# [Objective]
Reproduce exactly the lines from the one containing "Transcribe the text in this document." through the last line of the data, both ends included.

Information provided start

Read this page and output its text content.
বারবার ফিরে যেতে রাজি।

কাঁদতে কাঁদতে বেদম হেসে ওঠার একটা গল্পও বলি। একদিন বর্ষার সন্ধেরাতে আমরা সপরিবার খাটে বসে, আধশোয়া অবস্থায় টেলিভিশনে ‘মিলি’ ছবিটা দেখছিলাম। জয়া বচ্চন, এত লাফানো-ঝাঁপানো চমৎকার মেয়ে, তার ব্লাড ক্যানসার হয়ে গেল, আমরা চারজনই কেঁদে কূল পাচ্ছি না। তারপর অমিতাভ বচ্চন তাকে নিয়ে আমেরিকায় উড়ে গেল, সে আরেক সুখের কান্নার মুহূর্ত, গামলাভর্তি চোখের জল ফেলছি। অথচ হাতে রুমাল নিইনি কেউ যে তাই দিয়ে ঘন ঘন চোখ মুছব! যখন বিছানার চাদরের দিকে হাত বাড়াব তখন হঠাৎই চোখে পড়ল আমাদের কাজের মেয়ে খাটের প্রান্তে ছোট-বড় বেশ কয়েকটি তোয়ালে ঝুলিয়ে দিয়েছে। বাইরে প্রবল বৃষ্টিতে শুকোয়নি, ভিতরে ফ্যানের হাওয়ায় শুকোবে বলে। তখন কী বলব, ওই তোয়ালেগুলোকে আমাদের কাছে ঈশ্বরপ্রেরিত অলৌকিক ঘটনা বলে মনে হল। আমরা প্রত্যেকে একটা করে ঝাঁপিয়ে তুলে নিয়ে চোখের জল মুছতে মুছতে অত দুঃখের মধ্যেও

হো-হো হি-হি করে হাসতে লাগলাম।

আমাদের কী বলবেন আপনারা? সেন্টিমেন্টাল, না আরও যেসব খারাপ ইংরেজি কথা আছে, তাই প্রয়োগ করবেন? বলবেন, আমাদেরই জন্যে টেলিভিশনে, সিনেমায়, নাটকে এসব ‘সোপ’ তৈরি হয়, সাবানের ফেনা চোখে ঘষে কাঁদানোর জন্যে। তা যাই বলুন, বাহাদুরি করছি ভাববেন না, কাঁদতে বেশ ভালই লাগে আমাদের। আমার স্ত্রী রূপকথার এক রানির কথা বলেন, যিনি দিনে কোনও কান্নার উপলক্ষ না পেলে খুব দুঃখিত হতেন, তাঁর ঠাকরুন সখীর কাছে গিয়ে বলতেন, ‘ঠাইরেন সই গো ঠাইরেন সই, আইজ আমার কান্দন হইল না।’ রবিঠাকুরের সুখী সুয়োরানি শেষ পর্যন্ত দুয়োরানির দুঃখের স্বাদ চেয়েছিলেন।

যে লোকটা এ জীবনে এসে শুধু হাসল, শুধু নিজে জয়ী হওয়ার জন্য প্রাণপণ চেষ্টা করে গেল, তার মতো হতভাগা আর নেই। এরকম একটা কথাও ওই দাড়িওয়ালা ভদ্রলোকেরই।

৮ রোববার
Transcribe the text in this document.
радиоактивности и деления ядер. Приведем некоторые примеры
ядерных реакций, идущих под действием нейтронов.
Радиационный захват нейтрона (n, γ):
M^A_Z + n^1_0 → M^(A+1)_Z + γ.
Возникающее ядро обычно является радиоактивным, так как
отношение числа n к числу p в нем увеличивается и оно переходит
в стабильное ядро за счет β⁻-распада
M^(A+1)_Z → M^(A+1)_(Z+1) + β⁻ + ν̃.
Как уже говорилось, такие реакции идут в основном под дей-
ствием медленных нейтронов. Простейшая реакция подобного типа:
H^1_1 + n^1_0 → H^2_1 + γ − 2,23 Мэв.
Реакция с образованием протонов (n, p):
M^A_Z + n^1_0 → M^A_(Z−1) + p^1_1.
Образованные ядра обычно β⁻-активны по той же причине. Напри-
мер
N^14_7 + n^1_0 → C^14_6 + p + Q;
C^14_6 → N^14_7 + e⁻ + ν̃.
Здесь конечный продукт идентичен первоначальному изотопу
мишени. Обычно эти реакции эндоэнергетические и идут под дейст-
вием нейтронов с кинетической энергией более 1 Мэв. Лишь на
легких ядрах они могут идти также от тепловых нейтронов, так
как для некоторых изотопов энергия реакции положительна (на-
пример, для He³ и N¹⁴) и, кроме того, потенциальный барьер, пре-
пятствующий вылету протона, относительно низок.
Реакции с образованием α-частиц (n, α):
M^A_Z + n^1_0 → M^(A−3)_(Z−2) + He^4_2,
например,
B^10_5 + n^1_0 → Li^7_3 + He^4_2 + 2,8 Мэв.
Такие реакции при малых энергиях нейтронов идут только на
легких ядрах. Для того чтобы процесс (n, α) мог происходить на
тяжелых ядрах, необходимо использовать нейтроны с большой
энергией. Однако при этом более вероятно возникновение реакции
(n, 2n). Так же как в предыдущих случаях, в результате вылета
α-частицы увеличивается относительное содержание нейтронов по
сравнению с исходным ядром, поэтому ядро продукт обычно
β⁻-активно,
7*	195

Information provided end

# [Task solution]
Transcribe the text in this document.
радиоактивности и деления ядер. Приведем некоторые примеры
ядерных реакций, идущих под действием нейтронов.
Радиационный захват нейтрона (n, γ):
M^A_Z + n^1_0 → M^(A+1)_Z + γ.
Возникающее ядро обычно является радиоактивным, так как
отношение числа n к числу p в нем увеличивается и оно переходит
в стабильное ядро за счет β⁻-распада
M^(A+1)_Z → M^(A+1)_(Z+1) + β⁻ + ν̃.
Как уже говорилось, такие реакции идут в основном под дей-
ствием медленных нейтронов. Простейшая реакция подобного типа:
H^1_1 + n^1_0 → H^2_1 + γ − 2,23 Мэв.
Реакция с образованием протонов (n, p):
M^A_Z + n^1_0 → M^A_(Z−1) + p^1_1.
Образованные ядра обычно β⁻-активны по той же причине. Напри-
мер
N^14_7 + n^1_0 → C^14_6 + p + Q;
C^14_6 → N^14_7 + e⁻ + ν̃.
Здесь конечный продукт идентичен первоначальному изотопу
мишени. Обычно эти реакции эндоэнергетические и идут под дейст-
вием нейтронов с кинетической энергией более 1 Мэв. Лишь на
легких ядрах они могут идти также от тепловых нейтронов, так
как для некоторых изотопов энергия реакции положительна (на-
пример, для He³ и N¹⁴) и, кроме того, потенциальный барьер, пре-
пятствующий вылету протона, относительно низок.
Реакции с образованием α-частиц (n, α):
M^A_Z + n^1_0 → M^(A−3)_(Z−2) + He^4_2,
например,
B^10_5 + n^1_0 → Li^7_3 + He^4_2 + 2,8 Мэв.
Такие реакции при малых энергиях нейтронов идут только на
легких ядрах. Для того чтобы процесс (n, α) мог происходить на
тяжелых ядрах, необходимо использовать нейтроны с большой
энергией. Однако при этом более вероятно возникновение реакции
(n, 2n). Так же как в предыдущих случаях, в результате вылета
α-частицы увеличивается относительное содержание нейтронов по
сравнению с исходным ядром, поэтому ядро продукт обычно
β⁻-активно,
7*	195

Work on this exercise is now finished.